- Exercise -
Write out each line of the rows below as a JSON list of strings, one string per line, and omit any blank lines.

- Data excerpts -
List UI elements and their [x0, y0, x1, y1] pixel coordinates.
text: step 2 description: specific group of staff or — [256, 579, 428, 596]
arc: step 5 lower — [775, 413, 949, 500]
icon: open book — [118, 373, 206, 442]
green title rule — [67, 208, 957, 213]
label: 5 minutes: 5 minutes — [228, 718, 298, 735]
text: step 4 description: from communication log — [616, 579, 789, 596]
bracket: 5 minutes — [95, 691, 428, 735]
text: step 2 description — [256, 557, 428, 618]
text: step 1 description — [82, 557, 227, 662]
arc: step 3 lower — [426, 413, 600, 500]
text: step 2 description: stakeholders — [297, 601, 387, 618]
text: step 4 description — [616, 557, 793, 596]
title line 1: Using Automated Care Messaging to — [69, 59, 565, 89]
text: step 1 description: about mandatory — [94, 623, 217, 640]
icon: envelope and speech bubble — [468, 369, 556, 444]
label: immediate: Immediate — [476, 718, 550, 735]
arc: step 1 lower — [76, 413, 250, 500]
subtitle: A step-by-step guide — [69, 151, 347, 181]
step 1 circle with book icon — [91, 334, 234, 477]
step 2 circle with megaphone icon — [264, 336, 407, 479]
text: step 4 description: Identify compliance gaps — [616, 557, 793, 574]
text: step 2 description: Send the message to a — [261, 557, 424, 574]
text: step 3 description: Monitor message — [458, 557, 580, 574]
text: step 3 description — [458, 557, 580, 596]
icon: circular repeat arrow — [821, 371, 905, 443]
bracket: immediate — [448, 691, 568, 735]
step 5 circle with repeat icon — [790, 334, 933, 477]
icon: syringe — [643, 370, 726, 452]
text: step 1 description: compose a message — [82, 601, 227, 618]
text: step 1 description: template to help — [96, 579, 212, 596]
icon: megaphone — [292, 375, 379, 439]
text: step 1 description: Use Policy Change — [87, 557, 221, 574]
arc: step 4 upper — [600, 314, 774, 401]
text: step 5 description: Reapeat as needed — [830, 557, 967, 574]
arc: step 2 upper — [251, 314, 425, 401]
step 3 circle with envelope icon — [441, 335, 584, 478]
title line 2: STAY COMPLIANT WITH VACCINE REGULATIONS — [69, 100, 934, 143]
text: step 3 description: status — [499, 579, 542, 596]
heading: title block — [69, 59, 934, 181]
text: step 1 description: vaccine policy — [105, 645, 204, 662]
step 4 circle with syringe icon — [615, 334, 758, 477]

- Correct answer -
[
  "List UI elements and their [x0, y0, x1, y1] pixel coordinates.",
  "text: step 2 description: specific group of staff or — [256, 579, 428, 596]",
  "arc: step 5 lower — [775, 413, 949, 500]",
  "icon: open book — [118, 373, 206, 442]",
  "green title rule — [67, 208, 957, 213]",
  "label: 5 minutes: 5 minutes — [228, 718, 298, 735]",
  "text: step 4 description: from communication log — [616, 579, 789, 596]",
  "bracket: 5 minutes — [95, 691, 428, 735]",
  "text: step 2 description — [256, 557, 428, 618]",
  "text: step 1 description — [82, 557, 227, 662]",
  "arc: step 3 lower — [426, 413, 600, 500]",
  "text: step 2 description: stakeholders — [297, 601, 387, 618]",
  "text: step 4 description — [616, 557, 793, 596]",
  "title line 1: Using Automated Care Messaging to — [69, 59, 565, 89]",
  "text: step 1 description: about mandatory — [94, 623, 217, 640]",
  "icon: envelope and speech bubble — [468, 369, 556, 444]",
  "label: immediate: Immediate — [476, 718, 550, 735]",
  "arc: step 1 lower — [76, 413, 250, 500]",
  "subtitle: A step-by-step guide — [69, 151, 347, 181]",
  "step 1 circle with book icon — [91, 334, 234, 477]",
  "step 2 circle with megaphone icon — [264, 336, 407, 479]",
  "text: step 4 description: Identify compliance gaps — [616, 557, 793, 574]",
  "text: step 2 description: Send the message to a — [261, 557, 424, 574]",
  "text: step 3 description: Monitor message — [458, 557, 580, 574]",
  "text: step 3 description — [458, 557, 580, 596]",
  "icon: circular repeat arrow — [821, 371, 905, 443]",
  "bracket: immediate — [448, 691, 568, 735]",
  "step 5 circle with repeat icon — [790, 334, 933, 477]",
  "icon: syringe — [643, 370, 726, 452]",
  "text: step 1 description: compose a message — [82, 601, 227, 618]",
  "text: step 1 description: template to help — [96, 579, 212, 596]",
  "icon: megaphone — [292, 375, 379, 439]",
  "text: step 1 description: Use Policy Change — [87, 557, 221, 574]",
  "arc: step 4 upper — [600, 314, 774, 401]",
  "text: step 5 description: Reapeat as needed — [830, 557, 967, 574]",
  "arc: step 2 upper — [251, 314, 425, 401]",
  "step 3 circle with envelope icon — [441, 335, 584, 478]",
  "title line 2: STAY COMPLIANT WITH VACCINE REGULATIONS — [69, 100, 934, 143]",
  "text: step 3 description: status — [499, 579, 542, 596]",
  "heading: title block — [69, 59, 934, 181]",
  "text: step 1 description: vaccine policy — [105, 645, 204, 662]",
  "step 4 circle with syringe icon — [615, 334, 758, 477]"
]